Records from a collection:

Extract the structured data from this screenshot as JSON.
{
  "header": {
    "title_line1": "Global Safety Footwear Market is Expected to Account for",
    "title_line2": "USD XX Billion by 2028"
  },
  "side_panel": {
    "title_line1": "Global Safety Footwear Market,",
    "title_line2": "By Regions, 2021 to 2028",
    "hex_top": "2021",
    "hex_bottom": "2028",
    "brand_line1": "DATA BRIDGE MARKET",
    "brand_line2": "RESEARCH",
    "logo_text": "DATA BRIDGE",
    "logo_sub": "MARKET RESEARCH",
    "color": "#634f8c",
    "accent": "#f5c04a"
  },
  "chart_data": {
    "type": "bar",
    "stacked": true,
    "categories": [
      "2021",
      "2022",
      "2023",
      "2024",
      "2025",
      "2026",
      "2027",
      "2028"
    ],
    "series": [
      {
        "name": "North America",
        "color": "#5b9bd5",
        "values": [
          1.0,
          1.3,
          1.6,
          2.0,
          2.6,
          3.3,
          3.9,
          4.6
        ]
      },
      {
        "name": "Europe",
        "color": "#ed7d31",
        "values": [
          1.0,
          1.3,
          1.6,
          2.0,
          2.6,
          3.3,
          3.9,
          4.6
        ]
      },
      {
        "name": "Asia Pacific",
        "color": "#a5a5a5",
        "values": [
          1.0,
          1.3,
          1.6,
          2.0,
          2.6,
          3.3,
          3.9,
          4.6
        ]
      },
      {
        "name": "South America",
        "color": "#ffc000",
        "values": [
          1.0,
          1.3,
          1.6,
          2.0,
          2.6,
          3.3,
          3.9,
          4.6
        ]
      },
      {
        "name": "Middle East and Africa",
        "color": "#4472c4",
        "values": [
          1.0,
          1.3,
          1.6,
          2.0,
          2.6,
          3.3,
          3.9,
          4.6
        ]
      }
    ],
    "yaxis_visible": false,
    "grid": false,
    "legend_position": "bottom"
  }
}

GIVEN TASK - Write out every line from the records above, word for word.

ANSWER TO THE TASK -
Extract the structured data from this screenshot as JSON.
{
  "header": {
    "title_line1": "Global Safety Footwear Market is Expected to Account for",
    "title_line2": "USD XX Billion by 2028"
  },
  "side_panel": {
    "title_line1": "Global Safety Footwear Market,",
    "title_line2": "By Regions, 2021 to 2028",
    "hex_top": "2021",
    "hex_bottom": "2028",
    "brand_line1": "DATA BRIDGE MARKET",
    "brand_line2": "RESEARCH",
    "logo_text": "DATA BRIDGE",
    "logo_sub": "MARKET RESEARCH",
    "color": "#634f8c",
    "accent": "#f5c04a"
  },
  "chart_data": {
    "type": "bar",
    "stacked": true,
    "categories": [
      "2021",
      "2022",
      "2023",
      "2024",
      "2025",
      "2026",
      "2027",
      "2028"
    ],
    "series": [
      {
        "name": "North America",
        "color": "#5b9bd5",
        "values": [
          1.0,
          1.3,
          1.6,
          2.0,
          2.6,
          3.3,
          3.9,
          4.6
        ]
      },
      {
        "name": "Europe",
        "color": "#ed7d31",
        "values": [
          1.0,
          1.3,
          1.6,
          2.0,
          2.6,
          3.3,
          3.9,
          4.6
        ]
      },
      {
        "name": "Asia Pacific",
        "color": "#a5a5a5",
        "values": [
          1.0,
          1.3,
          1.6,
          2.0,
          2.6,
          3.3,
          3.9,
          4.6
        ]
      },
      {
        "name": "South America",
        "color": "#ffc000",
        "values": [
          1.0,
          1.3,
          1.6,
          2.0,
          2.6,
          3.3,
          3.9,
          4.6
        ]
      },
      {
        "name": "Middle East and Africa",
        "color": "#4472c4",
        "values": [
          1.0,
          1.3,
          1.6,
          2.0,
          2.6,
          3.3,
          3.9,
          4.6
        ]
      }
    ],
    "yaxis_visible": false,
    "grid": false,
    "legend_position": "bottom"
  }
}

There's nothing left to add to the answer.